[Some records]
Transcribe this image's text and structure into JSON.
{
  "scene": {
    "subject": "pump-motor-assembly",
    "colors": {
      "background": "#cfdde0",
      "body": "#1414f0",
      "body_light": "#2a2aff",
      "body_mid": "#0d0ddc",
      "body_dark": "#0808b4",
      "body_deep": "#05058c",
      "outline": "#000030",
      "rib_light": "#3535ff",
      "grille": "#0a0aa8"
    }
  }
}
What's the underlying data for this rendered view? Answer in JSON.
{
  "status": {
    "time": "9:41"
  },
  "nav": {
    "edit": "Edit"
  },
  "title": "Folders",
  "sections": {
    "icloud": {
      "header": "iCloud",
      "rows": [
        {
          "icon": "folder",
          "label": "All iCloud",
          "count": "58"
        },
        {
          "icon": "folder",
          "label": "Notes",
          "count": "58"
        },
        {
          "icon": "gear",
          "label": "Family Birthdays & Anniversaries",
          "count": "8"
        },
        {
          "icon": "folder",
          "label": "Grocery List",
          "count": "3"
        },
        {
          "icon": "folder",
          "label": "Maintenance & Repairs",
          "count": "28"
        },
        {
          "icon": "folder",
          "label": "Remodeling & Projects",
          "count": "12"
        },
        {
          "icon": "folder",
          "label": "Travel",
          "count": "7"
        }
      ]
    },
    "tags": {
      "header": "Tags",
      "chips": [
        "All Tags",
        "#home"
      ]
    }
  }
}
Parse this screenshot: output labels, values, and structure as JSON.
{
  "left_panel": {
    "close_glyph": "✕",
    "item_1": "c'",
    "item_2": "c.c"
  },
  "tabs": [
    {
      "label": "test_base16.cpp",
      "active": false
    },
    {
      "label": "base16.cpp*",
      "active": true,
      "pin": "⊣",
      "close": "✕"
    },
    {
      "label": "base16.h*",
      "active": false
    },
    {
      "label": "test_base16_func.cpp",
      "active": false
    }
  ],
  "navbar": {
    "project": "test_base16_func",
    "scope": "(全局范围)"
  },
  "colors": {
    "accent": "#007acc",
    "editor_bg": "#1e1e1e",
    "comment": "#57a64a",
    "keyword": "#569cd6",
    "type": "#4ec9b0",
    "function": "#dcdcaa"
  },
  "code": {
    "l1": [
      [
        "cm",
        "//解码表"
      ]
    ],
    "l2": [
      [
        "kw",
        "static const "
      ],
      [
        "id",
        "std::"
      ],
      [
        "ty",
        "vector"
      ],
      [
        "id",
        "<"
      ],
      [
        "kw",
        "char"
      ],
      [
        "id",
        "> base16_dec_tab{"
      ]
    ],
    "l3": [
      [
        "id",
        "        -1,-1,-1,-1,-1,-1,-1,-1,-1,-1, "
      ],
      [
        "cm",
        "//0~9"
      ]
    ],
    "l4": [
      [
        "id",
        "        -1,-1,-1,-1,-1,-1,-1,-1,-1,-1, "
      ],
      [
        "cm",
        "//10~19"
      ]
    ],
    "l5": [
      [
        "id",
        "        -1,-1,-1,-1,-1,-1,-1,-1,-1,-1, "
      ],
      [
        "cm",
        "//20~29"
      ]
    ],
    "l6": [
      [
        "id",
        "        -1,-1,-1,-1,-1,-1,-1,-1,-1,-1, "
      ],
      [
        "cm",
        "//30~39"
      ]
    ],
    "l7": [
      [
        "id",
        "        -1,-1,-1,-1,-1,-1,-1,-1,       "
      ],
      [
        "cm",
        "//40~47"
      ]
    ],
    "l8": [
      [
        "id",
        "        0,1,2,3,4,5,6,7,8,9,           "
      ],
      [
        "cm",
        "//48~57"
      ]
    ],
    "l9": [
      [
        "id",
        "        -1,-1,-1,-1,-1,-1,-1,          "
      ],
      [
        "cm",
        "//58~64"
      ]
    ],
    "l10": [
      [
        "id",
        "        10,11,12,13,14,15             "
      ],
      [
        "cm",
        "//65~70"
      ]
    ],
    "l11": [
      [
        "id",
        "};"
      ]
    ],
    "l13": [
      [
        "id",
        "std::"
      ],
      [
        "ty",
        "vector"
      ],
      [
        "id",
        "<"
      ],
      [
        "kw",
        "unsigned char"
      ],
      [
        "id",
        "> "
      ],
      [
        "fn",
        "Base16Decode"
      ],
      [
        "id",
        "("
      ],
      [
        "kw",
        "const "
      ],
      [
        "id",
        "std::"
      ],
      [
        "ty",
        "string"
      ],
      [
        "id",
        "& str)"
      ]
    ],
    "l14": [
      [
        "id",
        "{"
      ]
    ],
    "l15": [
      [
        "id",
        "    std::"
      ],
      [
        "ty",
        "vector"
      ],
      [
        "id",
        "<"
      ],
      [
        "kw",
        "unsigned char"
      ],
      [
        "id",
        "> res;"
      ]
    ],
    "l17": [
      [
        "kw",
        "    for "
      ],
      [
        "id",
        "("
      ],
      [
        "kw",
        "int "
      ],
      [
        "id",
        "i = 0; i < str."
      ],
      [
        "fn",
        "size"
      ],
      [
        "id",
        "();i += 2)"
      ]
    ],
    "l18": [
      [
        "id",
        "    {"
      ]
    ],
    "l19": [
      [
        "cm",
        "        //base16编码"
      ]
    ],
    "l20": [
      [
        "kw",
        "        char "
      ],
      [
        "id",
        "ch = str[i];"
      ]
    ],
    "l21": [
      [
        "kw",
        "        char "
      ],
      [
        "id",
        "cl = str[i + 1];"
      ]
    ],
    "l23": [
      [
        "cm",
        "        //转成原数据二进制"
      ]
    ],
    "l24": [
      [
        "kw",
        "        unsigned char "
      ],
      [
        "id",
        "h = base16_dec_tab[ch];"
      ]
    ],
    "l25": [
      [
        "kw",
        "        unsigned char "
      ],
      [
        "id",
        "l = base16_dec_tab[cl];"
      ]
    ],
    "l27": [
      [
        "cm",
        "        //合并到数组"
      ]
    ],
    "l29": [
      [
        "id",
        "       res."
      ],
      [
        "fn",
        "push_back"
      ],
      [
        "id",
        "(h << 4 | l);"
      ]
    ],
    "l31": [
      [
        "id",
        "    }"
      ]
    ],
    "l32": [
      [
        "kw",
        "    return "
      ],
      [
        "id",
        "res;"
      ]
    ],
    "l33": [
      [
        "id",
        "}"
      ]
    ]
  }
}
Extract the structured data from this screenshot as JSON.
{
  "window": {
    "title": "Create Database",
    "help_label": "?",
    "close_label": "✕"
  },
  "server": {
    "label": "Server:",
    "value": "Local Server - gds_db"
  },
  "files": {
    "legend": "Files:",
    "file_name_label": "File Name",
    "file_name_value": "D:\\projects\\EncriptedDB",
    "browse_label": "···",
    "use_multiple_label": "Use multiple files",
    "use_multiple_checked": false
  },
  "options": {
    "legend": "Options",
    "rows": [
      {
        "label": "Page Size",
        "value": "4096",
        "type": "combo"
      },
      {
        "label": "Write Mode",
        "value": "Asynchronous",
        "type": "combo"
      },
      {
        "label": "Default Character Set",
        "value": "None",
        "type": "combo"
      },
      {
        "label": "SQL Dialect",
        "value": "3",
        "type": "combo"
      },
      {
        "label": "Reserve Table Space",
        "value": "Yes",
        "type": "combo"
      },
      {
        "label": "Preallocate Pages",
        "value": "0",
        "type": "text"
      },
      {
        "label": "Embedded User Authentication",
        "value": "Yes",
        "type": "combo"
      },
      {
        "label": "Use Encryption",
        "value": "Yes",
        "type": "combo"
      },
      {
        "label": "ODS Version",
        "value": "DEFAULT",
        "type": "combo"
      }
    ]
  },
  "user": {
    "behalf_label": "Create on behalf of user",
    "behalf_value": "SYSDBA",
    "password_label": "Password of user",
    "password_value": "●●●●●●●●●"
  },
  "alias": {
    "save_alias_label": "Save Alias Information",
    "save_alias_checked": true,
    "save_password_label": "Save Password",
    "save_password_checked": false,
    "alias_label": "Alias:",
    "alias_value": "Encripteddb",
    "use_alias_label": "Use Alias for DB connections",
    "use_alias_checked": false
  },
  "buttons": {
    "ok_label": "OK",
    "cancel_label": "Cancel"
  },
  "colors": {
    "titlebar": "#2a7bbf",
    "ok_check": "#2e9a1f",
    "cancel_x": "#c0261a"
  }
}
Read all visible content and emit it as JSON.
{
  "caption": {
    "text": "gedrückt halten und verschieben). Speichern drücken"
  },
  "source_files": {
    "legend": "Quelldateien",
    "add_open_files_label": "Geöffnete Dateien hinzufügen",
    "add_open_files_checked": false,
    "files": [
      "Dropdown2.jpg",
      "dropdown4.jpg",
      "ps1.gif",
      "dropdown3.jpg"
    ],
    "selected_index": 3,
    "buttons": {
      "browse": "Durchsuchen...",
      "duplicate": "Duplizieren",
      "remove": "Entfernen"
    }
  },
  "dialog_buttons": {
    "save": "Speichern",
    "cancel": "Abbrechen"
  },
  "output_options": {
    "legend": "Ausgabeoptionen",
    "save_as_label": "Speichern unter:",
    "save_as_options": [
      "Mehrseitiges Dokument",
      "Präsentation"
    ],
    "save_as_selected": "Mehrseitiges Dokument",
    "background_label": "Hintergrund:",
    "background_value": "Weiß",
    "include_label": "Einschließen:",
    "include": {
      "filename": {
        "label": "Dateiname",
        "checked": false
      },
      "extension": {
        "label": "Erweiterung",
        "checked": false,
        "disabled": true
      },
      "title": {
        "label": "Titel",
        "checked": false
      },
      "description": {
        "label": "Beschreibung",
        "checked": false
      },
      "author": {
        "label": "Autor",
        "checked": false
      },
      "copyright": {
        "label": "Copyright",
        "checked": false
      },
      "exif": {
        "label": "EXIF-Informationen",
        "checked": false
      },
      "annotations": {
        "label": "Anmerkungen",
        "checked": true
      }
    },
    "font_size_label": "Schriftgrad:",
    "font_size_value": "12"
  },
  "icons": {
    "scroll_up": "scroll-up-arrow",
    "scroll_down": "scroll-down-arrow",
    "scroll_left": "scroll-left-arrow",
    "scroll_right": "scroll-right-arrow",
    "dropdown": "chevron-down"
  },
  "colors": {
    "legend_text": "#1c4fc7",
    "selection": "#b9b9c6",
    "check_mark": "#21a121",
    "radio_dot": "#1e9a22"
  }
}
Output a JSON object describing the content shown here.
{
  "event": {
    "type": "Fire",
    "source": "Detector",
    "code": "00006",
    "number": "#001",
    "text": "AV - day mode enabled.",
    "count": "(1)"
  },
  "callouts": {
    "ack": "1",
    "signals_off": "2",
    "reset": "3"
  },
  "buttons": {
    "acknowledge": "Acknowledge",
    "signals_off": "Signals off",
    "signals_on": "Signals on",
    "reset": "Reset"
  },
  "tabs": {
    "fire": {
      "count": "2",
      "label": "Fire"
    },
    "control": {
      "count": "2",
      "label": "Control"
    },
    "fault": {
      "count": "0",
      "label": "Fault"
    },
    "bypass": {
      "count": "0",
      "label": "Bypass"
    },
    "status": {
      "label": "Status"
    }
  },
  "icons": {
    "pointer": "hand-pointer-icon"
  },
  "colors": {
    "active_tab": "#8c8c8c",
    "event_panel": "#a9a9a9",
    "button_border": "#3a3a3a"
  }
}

• **Written request**: Where a line holds the string "content", copy that line.

• **Exercise solution**:
Read all visible content and emit it as JSON.
Output a JSON object describing the content shown here.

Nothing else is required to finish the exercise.